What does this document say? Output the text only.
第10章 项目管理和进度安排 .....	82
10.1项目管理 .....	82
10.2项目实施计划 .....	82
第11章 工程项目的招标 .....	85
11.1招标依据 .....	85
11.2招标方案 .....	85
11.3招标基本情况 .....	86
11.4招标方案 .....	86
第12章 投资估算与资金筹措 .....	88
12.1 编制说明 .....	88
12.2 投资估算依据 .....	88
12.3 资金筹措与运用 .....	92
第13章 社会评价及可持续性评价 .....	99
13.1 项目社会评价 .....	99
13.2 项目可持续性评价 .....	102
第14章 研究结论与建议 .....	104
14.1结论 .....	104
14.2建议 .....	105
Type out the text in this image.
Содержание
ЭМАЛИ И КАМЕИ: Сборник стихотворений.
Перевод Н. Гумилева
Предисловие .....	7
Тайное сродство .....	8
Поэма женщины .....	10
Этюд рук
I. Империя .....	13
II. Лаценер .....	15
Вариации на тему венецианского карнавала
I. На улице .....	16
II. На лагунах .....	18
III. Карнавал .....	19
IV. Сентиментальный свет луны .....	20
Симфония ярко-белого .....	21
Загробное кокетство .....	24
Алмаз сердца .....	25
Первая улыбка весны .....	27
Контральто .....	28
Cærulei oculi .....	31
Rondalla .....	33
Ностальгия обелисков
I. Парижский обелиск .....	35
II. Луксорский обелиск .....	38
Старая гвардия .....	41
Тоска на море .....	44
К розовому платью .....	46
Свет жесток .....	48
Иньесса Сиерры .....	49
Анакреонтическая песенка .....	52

───

GOAL
Your task is to give the records above again, exactly.

WORKED ANSWER
What does this document say? Output the text only.
第10章 项目管理和进度安排 .....	82
10.1项目管理 .....	82
10.2项目实施计划 .....	82
第11章 工程项目的招标 .....	85
11.1招标依据 .....	85
11.2招标方案 .....	85
11.3招标基本情况 .....	86
11.4招标方案 .....	86
第12章 投资估算与资金筹措 .....	88
12.1 编制说明 .....	88
12.2 投资估算依据 .....	88
12.3 资金筹措与运用 .....	92
第13章 社会评价及可持续性评价 .....	99
13.1 项目社会评价 .....	99
13.2 项目可持续性评价 .....	102
第14章 研究结论与建议 .....	104
14.1结论 .....	104
14.2建议 .....	105
Type out the text in this image.
Содержание
ЭМАЛИ И КАМЕИ: Сборник стихотворений.
Перевод Н. Гумилева
Предисловие .....	7
Тайное сродство .....	8
Поэма женщины .....	10
Этюд рук
I. Империя .....	13
II. Лаценер .....	15
Вариации на тему венецианского карнавала
I. На улице .....	16
II. На лагунах .....	18
III. Карнавал .....	19
IV. Сентиментальный свет луны .....	20
Симфония ярко-белого .....	21
Загробное кокетство .....	24
Алмаз сердца .....	25
Первая улыбка весны .....	27
Контральто .....	28
Cærulei oculi .....	31
Rondalla .....	33
Ностальгия обелисков
I. Парижский обелиск .....	35
II. Луксорский обелиск .....	38
Старая гвардия .....	41
Тоска на море .....	44
К розовому платью .....	46
Свет жесток .....	48
Иньесса Сиерры .....	49
Анакреонтическая песенка .....	52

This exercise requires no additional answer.